#### RECORDED INFORMATION
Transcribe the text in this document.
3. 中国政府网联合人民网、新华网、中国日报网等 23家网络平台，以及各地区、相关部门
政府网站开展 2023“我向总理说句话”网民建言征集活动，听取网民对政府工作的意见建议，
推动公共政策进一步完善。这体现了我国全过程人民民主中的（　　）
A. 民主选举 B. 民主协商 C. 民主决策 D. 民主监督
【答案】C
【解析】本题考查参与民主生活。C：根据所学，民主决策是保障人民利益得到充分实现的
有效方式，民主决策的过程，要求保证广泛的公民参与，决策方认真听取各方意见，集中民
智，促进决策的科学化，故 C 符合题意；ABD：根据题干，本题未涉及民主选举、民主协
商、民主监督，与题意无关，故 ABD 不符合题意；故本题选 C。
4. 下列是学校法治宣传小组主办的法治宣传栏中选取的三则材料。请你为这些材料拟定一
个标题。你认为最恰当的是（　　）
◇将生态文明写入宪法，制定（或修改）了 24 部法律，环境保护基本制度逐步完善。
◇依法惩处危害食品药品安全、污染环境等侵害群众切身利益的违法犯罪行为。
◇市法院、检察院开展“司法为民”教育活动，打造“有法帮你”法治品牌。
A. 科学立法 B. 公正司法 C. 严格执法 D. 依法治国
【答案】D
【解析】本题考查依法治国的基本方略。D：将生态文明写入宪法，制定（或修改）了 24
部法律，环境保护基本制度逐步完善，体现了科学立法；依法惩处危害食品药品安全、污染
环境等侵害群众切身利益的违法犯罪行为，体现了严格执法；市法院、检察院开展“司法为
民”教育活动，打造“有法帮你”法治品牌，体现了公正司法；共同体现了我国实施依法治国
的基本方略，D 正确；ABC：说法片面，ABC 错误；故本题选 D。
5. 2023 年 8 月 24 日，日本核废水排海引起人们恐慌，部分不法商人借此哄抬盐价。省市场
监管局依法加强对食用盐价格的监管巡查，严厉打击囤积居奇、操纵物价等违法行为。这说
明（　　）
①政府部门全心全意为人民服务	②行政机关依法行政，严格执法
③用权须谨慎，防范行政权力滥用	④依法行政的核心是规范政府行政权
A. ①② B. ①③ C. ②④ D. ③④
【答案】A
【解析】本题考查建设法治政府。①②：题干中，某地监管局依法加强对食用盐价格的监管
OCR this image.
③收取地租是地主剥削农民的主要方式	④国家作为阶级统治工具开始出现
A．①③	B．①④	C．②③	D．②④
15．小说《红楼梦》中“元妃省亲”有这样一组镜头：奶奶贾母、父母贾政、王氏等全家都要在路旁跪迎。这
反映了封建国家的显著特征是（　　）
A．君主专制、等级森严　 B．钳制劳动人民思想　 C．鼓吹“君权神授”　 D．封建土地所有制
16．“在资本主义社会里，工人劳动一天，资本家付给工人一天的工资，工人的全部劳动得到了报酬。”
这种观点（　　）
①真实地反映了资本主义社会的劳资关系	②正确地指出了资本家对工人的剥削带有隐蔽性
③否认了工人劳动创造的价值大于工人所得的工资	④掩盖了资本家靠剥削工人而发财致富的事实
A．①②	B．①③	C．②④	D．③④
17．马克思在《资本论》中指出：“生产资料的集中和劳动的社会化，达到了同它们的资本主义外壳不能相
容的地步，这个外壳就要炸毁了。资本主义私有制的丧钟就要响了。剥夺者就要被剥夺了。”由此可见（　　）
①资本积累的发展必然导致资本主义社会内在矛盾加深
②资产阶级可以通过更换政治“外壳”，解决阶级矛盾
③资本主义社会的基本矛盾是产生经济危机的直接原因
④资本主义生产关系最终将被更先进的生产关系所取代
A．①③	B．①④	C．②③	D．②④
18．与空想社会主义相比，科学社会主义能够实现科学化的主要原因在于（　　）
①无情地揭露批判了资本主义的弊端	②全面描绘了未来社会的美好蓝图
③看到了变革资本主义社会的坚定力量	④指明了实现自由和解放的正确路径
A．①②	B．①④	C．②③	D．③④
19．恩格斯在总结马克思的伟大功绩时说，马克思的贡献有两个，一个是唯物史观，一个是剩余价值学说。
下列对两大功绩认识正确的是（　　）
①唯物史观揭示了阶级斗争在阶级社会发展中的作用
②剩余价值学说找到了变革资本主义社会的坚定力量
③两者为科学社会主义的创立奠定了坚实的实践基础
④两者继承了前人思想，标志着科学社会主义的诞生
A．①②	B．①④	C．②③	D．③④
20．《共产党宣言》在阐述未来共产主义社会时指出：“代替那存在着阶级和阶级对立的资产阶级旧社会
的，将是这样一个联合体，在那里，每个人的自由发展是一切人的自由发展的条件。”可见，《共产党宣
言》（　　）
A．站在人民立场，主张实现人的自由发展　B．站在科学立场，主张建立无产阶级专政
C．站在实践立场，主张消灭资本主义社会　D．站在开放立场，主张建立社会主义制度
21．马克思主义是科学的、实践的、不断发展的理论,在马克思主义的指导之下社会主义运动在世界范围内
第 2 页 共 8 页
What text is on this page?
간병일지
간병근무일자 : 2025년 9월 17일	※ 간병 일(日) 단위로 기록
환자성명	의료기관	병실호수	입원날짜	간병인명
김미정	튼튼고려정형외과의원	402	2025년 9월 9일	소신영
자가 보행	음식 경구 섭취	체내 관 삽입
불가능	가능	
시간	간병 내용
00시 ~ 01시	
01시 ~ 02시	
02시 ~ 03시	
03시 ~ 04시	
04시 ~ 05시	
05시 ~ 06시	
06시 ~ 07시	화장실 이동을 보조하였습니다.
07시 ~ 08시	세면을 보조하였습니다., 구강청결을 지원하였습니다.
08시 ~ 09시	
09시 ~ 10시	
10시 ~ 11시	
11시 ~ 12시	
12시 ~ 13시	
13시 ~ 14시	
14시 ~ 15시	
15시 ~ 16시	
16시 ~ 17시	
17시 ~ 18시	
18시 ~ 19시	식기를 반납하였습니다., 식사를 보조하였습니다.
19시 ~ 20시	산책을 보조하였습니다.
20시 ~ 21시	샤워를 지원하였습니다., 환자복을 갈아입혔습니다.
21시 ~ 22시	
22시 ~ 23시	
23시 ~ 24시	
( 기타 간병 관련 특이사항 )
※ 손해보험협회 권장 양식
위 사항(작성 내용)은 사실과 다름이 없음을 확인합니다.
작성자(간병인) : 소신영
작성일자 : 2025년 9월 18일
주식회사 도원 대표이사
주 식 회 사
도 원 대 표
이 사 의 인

#### REQUIREMENTS
Gather each line holding the string "依法惩处危害食品药品安全".

#### RIGHT ANSWER
◇依法惩处危害食品药品安全、污染环境等侵害群众切身利益的违法犯罪行为。
部法律，环境保护基本制度逐步完善，体现了科学立法；依法惩处危害食品药品安全、污染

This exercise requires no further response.